** START **

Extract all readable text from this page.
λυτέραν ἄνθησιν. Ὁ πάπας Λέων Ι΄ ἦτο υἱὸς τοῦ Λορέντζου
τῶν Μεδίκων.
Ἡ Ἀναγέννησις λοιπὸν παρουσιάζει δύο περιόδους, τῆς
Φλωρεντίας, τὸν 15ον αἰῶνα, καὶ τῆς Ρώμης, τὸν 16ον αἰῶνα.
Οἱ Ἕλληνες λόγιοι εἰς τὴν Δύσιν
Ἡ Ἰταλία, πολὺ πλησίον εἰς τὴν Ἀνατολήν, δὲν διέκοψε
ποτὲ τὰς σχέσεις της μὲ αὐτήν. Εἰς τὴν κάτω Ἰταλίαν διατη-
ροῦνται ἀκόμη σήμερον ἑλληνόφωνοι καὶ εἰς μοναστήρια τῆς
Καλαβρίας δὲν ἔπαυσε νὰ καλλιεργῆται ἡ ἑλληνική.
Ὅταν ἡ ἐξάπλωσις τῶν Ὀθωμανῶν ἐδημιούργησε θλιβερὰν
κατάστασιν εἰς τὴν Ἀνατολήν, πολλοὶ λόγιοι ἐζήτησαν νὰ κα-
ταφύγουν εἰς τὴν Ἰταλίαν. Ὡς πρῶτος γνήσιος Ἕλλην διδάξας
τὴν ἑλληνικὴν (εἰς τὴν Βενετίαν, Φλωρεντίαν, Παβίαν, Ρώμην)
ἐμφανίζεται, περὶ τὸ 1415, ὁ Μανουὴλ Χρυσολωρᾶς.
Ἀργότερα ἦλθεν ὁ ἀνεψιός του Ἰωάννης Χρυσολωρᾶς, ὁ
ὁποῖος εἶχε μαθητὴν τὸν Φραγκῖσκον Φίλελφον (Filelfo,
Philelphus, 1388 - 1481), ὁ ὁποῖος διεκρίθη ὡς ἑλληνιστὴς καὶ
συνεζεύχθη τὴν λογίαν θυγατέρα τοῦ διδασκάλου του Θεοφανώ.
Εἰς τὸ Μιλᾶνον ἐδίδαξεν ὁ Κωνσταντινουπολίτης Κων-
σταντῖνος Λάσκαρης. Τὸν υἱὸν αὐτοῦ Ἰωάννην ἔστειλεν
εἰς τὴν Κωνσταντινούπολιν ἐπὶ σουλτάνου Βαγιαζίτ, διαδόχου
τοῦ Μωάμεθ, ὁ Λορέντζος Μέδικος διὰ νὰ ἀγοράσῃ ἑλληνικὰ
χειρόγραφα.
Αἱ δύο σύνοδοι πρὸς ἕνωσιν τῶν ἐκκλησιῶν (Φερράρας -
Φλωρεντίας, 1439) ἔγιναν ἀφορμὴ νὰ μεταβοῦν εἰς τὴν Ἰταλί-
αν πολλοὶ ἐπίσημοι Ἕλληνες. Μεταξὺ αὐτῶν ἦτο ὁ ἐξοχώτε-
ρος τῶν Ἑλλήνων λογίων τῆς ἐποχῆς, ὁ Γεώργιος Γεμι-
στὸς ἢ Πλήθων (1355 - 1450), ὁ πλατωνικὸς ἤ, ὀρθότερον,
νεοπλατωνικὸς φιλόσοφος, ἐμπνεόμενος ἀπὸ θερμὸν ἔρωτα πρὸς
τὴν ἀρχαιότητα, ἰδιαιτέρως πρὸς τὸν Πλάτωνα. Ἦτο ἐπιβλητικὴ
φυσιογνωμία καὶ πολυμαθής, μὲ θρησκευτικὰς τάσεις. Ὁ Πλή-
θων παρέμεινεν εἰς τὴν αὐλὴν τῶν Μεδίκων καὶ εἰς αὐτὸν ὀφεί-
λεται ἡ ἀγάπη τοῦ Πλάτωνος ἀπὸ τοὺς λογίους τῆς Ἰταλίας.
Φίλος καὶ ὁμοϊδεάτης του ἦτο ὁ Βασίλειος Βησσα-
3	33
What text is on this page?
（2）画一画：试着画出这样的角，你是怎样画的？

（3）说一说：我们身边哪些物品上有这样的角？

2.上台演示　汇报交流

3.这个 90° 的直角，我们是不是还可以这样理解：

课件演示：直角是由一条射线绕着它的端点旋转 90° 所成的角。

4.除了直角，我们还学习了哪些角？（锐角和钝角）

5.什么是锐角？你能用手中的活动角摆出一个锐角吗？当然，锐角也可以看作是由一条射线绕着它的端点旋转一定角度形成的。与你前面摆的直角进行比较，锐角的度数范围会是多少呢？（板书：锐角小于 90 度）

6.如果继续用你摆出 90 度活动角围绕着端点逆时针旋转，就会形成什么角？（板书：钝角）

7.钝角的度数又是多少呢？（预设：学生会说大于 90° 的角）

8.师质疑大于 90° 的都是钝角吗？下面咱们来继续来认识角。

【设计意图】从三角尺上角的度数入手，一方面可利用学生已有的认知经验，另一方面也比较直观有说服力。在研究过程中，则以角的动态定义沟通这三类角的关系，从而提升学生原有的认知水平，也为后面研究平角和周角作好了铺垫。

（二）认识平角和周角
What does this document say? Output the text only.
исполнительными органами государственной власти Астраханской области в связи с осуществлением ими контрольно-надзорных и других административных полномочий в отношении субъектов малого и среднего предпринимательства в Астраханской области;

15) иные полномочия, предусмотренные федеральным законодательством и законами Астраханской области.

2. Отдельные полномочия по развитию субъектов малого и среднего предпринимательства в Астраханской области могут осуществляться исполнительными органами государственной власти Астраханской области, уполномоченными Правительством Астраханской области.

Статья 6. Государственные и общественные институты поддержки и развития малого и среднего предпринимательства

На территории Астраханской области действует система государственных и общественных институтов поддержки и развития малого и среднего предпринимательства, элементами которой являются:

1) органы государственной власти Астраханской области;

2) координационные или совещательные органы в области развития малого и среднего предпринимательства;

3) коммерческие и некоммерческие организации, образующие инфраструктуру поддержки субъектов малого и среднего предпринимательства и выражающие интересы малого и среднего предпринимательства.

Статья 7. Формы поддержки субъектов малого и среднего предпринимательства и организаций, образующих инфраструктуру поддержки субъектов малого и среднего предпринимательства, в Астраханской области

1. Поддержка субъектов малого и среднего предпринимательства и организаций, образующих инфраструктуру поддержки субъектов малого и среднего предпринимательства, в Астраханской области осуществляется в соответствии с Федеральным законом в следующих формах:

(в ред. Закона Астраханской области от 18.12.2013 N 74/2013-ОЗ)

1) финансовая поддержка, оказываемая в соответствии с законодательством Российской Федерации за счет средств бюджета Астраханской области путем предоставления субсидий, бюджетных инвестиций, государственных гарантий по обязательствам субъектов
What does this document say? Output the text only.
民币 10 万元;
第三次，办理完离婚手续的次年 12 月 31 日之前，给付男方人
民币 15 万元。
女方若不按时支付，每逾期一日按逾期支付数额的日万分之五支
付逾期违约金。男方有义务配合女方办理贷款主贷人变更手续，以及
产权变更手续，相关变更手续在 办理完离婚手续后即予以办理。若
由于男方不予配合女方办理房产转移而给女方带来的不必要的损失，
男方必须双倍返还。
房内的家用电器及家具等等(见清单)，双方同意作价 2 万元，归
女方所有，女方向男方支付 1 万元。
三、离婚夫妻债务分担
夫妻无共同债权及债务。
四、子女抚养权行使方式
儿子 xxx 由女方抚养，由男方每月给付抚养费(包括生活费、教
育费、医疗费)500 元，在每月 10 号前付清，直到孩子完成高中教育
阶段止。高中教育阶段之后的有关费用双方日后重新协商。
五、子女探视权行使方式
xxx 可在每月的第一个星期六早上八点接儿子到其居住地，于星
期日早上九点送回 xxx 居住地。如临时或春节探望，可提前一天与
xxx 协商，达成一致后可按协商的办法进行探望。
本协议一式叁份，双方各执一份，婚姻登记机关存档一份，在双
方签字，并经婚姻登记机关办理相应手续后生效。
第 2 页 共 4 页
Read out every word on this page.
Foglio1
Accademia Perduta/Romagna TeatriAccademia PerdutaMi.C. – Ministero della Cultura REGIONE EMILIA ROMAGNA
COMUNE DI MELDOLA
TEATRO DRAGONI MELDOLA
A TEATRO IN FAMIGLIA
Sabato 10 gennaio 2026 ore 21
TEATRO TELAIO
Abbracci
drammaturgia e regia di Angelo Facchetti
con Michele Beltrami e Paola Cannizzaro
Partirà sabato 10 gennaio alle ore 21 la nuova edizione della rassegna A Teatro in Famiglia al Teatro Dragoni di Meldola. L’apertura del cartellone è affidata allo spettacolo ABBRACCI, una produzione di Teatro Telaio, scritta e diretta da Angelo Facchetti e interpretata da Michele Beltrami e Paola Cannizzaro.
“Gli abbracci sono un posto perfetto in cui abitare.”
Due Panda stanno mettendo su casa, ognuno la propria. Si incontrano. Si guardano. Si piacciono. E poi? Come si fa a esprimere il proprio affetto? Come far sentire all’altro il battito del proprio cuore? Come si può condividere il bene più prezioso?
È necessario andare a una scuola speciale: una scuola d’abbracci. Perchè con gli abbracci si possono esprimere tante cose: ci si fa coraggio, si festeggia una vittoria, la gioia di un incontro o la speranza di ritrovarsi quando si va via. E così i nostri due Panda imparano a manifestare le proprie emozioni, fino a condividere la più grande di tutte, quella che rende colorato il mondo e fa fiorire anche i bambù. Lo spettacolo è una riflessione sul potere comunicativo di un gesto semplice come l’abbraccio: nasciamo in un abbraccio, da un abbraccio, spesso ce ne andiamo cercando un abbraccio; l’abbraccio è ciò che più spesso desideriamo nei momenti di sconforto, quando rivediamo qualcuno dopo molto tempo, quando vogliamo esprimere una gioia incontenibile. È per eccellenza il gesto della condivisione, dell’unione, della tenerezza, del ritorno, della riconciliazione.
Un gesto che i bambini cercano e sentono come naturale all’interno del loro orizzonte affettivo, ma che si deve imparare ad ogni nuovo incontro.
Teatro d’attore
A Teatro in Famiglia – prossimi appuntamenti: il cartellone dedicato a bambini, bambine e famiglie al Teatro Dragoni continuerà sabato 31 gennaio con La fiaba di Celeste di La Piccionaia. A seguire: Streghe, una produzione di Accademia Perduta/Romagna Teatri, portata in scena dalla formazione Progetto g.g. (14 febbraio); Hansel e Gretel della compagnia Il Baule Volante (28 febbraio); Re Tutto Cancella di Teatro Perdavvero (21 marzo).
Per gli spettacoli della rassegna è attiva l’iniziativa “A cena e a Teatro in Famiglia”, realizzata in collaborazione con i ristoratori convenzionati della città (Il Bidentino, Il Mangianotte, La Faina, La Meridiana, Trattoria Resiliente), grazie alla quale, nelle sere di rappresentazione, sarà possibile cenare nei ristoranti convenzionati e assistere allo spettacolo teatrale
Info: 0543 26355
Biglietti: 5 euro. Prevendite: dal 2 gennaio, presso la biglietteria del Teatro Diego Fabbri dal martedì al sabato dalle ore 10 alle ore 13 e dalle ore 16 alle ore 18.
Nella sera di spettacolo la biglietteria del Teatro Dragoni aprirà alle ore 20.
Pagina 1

** END **

• [Directive]:
List each line holding the string "органами".

• [The output]:
исполнительными органами государственной власти Астраханской области в связи с осуществлением ими контрольно-надзорных и других административных полномочий в отношении субъектов малого и среднего предпринимательства в Астраханской области;
2. Отдельные полномочия по развитию субъектов малого и среднего предпринимательства в Астраханской области могут осуществляться исполнительными органами государственной власти Астраханской области, уполномоченными Правительством Астраханской области.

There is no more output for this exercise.